# 出題 A:
後に示すデータセットの行のうち、「- list-item: * Baja rotación」を含む行から「61, 531, 77]」を含む行までを、両端の行も含めて、各行を1つの文字列とするJSONリストに整形してください。空行は除き、この範囲の行だけを扱うこと。

# 文書抜粋:

######

デバイスの通常動作中に、コアロジックとピンの間を通過するデータ値をサンプリングするオプションもあります。
JTAGインターフェースは、各デバイスに4つのピンを追加します:TDIはデバイスにデータを入力し、TDOはデバイスからデータを出力し、TMSはデータとクロック信号で行うべきことを制御し、TCKはすべてを同期します。
デバイスがJTAG準拠であるためには、その製造元は、デバイスのJTAGの側面がどのように機能するかを説明するBSDL(Boundary Scan Description Language)ファイルを提供する必要があります。
回路に複数のJTAG準拠なデバイスがある場合、これらを一緒にリンクしてJTAGチェーンを形成できます。JTAGチェーンでは、最初のデバイスからのデータ出力が2番目のデバイスへのデータ入力になります。制御とクロック信号は、チェーン内のすべてのデバイスに共通です。図2は、3つのデバイスを含む単純なJTAGチェーンを表しています。
図2 単純なJTAGチェイン
BGA:ボールグリッドアレイ
図3 BGAデバイス
図3に示すようなBGAパッケージは、外部接続のすべてが、デバイス側面から突き出たピンではなく、デバイスの底面とプリント基板の間のはんだボールを介して行われるという点で、以前のパッケージテクノロジとは異なります。
BGAデバイスを持った回路のテストが、JTAGテストの普及する原動力の一つになりました。デバイスと回路基板の間の接続にアクセスできなくなり、目視検査が同様の結果になった今、JTAGを使わずに有用な情報を得られるただ1つの方法は、X線検査です。この高価で時間のかかる手順では各々の基板がX線にさらされることになります。また、ボールが正しい位置にあること、基板との接続が正しいこと、デバイスが無傷であることは検査できますが、回路の短絡を引き起こす半田の伸張は検査できません。この手順では、手動・自動の違いはあるものの未だ目視に頼っており、結果として、全てのエラーを探し出すことが出来ません。
このような状況において、JTAGによる接続テストは、剣山方式のテストに変わる有用な代替手段から、X線技術を不要にする重要な経費節減ツールになっています。

######

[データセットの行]

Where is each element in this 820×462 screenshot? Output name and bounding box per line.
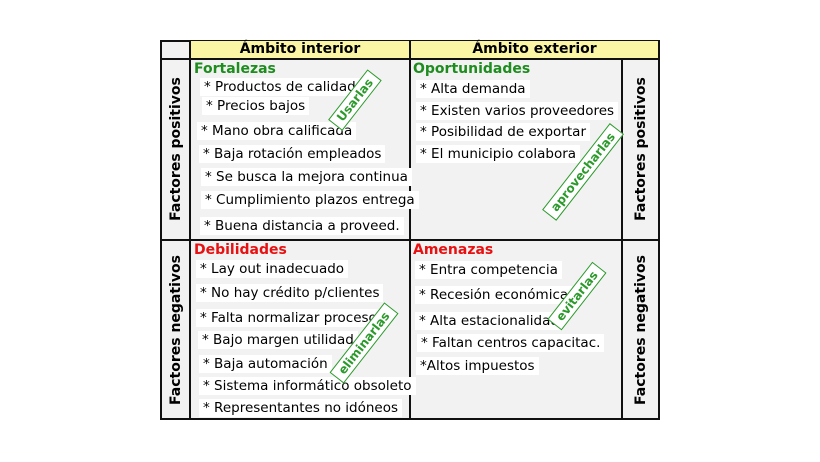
- list-item: * Baja rotación empleados: [199, 145, 386, 163]
- list-item: * Se busca la mejora continua: [201, 168, 412, 186]
- quadrant-title-fortalezas: Fortalezas: [194, 61, 276, 77]
- list-item: * Representantes no idóneos: [199, 399, 403, 417]
- list-item: * Entra competencia: [415, 261, 562, 279]
- list-item: * Buena distancia a proveed.: [200, 217, 404, 235]
- list-item: * Productos de calidad: [200, 78, 360, 96]
- quadrant-title-amenazas: Amenazas: [413, 242, 494, 258]
- quadrant-title-oportunidades: Oportunidades: [413, 61, 531, 77]
- side-label-negative-left: Factores negativos: [168, 255, 184, 405]
- list-item: * Alta demanda: [416, 80, 530, 98]
- list-item: * No hay crédito p/clientes: [196, 284, 384, 302]
- divider: [189, 40, 191, 420]
- list-item: * Lay out inadecuado: [196, 260, 349, 278]
- list-item: * Baja automación: [199, 355, 332, 373]
- list-item: * Recesión económica: [415, 286, 573, 304]
- side-label-positive-left: Factores positivos: [168, 77, 184, 221]
- list-item: * El municipio colabora: [416, 145, 581, 163]
- side-label-negative-right: Factores negativos: [633, 255, 649, 405]
- divider: [409, 40, 411, 420]
- list-item: * Sistema informático obsoleto: [199, 377, 416, 395]
- list-item: * Faltan centros capacitac.: [417, 334, 605, 352]
- divider: [160, 58, 660, 60]
- list-item: *Altos impuestos: [416, 357, 539, 375]
- list-item: * Mano obra calificada: [197, 122, 357, 140]
- side-label-positive-right: Factores positivos: [633, 77, 649, 221]
- list-item: * Bajo margen utilidad: [198, 331, 358, 349]
- list-item: * Falta normalizar procesos: [196, 309, 388, 327]
- list-item: * Cumplimiento plazos entrega: [201, 191, 419, 209]
- list-item: * Existen varios proveedores: [416, 102, 619, 120]
- divider: [160, 239, 660, 241]
- list-item: * Precios bajos: [202, 97, 310, 115]
- list-item: * Alta estacionalidad: [415, 312, 563, 330]
- quadrant-title-debilidades: Debilidades: [194, 242, 287, 258]
- list-item: * Posibilidad de exportar: [416, 123, 590, 141]
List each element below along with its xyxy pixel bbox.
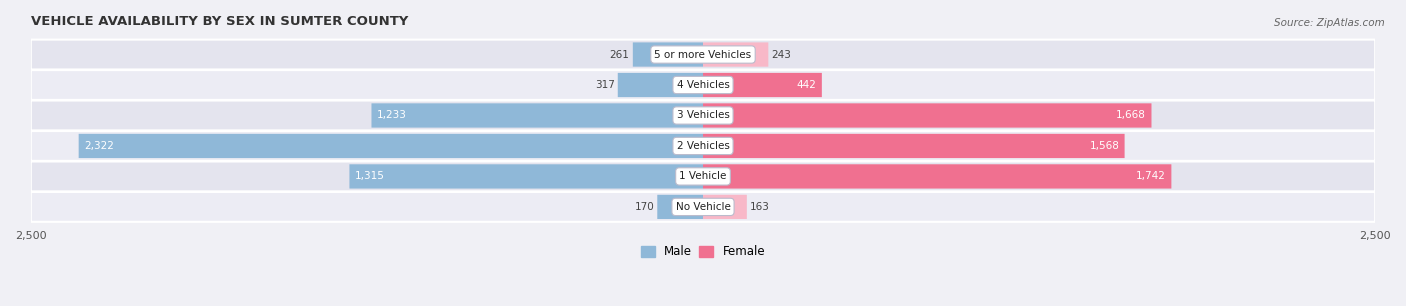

######

# 出題 B:
JTAGとBGA検査についての文章を、最後の文の後から続けて書くこと。

# 出力 A:
[
  "- list-item: * Baja rotación empleados: [199, 145, 386, 163]",
  "- list-item: * Se busca la mejora continua: [201, 168, 412, 186]",
  "- quadrant-title-fortalezas: Fortalezas: [194, 61, 276, 77]",
  "- list-item: * Representantes no idóneos: [199, 399, 403, 417]",
  "- list-item: * Entra competencia: [415, 261, 562, 279]",
  "- list-item: * Buena distancia a proveed.: [200, 217, 404, 235]",
  "- list-item: * Productos de calidad: [200, 78, 360, 96]",
  "- quadrant-title-amenazas: Amenazas: [413, 242, 494, 258]",
  "- quadrant-title-oportunidades: Oportunidades: [413, 61, 531, 77]"
]

# 出力 B:
JTAGチェーンの完全性試験
JTAGテストは、ごく基本的なものから、非常に高度なものまであります。テストの最も基本的な形式は、チェーンの整合性テストです。つまり、JTAGチェーン内にあるJTAGデバイスが実際に存在するかどうかをテストします。
ほとんどのJTAG準拠デバイスには、デバイスが所定の位置にあり、JTAGチェーンが正しく接続されていることをテストするために使用できるIDコードを持っています。IDコードを持たないデバイスでも、常に値が0の単一ビットを返すので、IDコードの有無にかかわらず、JTAGチェーン上のデバイスの正しいシーケンスについてテストすることができます。
接続テスト
図4 接続テストの例
接続または相互接続テストは、回路基板内のJTAG対応コンポーネント周りの接続をチェックします。これらネットの接続には、4つのカテゴリの障害が発生し得ます。短絡、開回路、スタックの障害、プル抵抗障害です。これらの障害の例を図4に示します。
JTAG接続テストでは、JTAG準拠デバイス間のネットの障害は完全に評価します。片側で信号を設定し、相手先で読み取ることで、オープン回路の障害も確認します。JTAG対応の接続が1つ(片側)だけのネットの場合は、短絡障害を検査できます。良くできたバウンダリスキャンツールであれば、非常に包括的なテストパターンの生成を自動化して、多くの場合、人手による作業を最小限に抑えて、接続テストを実装します。
電子回路実装基板のはんだ短絡などの製造上の欠陥がチェックされる接続テストは、製造検査のプロセスにおいて非常に有用なツールです。BGAデバイスが搭載され、視覚的な検査や物理的なプローブが使用できない場合、JTAG接続テストの価値は明確です。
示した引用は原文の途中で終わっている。